-- Directions --
Make an exact copy of all the data.

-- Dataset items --
******

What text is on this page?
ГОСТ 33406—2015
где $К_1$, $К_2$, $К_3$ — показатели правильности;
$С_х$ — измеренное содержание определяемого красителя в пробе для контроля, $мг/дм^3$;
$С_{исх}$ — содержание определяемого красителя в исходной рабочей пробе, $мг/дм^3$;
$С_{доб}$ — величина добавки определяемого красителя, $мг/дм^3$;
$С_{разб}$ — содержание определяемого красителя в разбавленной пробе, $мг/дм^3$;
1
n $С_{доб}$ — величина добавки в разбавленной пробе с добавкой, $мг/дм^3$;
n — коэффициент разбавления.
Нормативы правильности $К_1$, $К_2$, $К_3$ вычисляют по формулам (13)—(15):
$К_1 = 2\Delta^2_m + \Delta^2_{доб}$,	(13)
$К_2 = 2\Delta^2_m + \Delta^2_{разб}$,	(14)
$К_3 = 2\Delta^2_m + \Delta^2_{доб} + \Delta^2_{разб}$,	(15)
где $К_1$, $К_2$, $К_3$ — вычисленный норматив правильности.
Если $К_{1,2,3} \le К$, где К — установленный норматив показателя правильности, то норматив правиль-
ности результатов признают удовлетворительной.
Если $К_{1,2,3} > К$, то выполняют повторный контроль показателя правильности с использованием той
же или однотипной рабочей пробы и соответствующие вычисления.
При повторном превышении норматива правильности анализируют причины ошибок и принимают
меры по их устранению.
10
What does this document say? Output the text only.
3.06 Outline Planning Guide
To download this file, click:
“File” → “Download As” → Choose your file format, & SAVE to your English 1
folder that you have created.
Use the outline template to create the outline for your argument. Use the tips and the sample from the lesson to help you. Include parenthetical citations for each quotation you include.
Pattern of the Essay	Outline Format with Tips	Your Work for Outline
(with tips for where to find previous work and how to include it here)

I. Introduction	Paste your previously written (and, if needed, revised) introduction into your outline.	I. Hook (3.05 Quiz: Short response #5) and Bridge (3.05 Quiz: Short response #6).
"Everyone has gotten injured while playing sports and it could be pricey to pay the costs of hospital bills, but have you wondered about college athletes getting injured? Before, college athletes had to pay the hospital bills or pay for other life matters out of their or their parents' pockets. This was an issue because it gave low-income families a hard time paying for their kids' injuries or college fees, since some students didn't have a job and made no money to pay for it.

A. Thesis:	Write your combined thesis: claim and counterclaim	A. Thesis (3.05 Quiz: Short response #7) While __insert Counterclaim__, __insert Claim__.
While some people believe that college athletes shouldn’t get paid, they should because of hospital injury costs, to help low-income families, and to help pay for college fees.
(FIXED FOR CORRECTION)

******

-- Output of the exercise --
What text is on this page?
ГОСТ 33406—2015
где $К_1$, $К_2$, $К_3$ — показатели правильности;
$С_х$ — измеренное содержание определяемого красителя в пробе для контроля, $мг/дм^3$;
$С_{исх}$ — содержание определяемого красителя в исходной рабочей пробе, $мг/дм^3$;
$С_{доб}$ — величина добавки определяемого красителя, $мг/дм^3$;
$С_{разб}$ — содержание определяемого красителя в разбавленной пробе, $мг/дм^3$;
1
n $С_{доб}$ — величина добавки в разбавленной пробе с добавкой, $мг/дм^3$;
n — коэффициент разбавления.
Нормативы правильности $К_1$, $К_2$, $К_3$ вычисляют по формулам (13)—(15):
$К_1 = 2\Delta^2_m + \Delta^2_{доб}$,	(13)
$К_2 = 2\Delta^2_m + \Delta^2_{разб}$,	(14)
$К_3 = 2\Delta^2_m + \Delta^2_{доб} + \Delta^2_{разб}$,	(15)
где $К_1$, $К_2$, $К_3$ — вычисленный норматив правильности.
Если $К_{1,2,3} \le К$, где К — установленный норматив показателя правильности, то норматив правиль-
ности результатов признают удовлетворительной.
Если $К_{1,2,3} > К$, то выполняют повторный контроль показателя правильности с использованием той
же или однотипной рабочей пробы и соответствующие вычисления.
При повторном превышении норматива правильности анализируют причины ошибок и принимают
меры по их устранению.
10
What does this document say? Output the text only.
3.06 Outline Planning Guide
To download this file, click:
“File” → “Download As” → Choose your file format, & SAVE to your English 1
folder that you have created.
Use the outline template to create the outline for your argument. Use the tips and the sample from the lesson to help you. Include parenthetical citations for each quotation you include.
Pattern of the Essay	Outline Format with Tips	Your Work for Outline
(with tips for where to find previous work and how to include it here)

I. Introduction	Paste your previously written (and, if needed, revised) introduction into your outline.	I. Hook (3.05 Quiz: Short response #5) and Bridge (3.05 Quiz: Short response #6).
"Everyone has gotten injured while playing sports and it could be pricey to pay the costs of hospital bills, but have you wondered about college athletes getting injured? Before, college athletes had to pay the hospital bills or pay for other life matters out of their or their parents' pockets. This was an issue because it gave low-income families a hard time paying for their kids' injuries or college fees, since some students didn't have a job and made no money to pay for it.

A. Thesis:	Write your combined thesis: claim and counterclaim	A. Thesis (3.05 Quiz: Short response #7) While __insert Counterclaim__, __insert Claim__.
While some people believe that college athletes shouldn’t get paid, they should because of hospital injury costs, to help low-income families, and to help pay for college fees.
(FIXED FOR CORRECTION)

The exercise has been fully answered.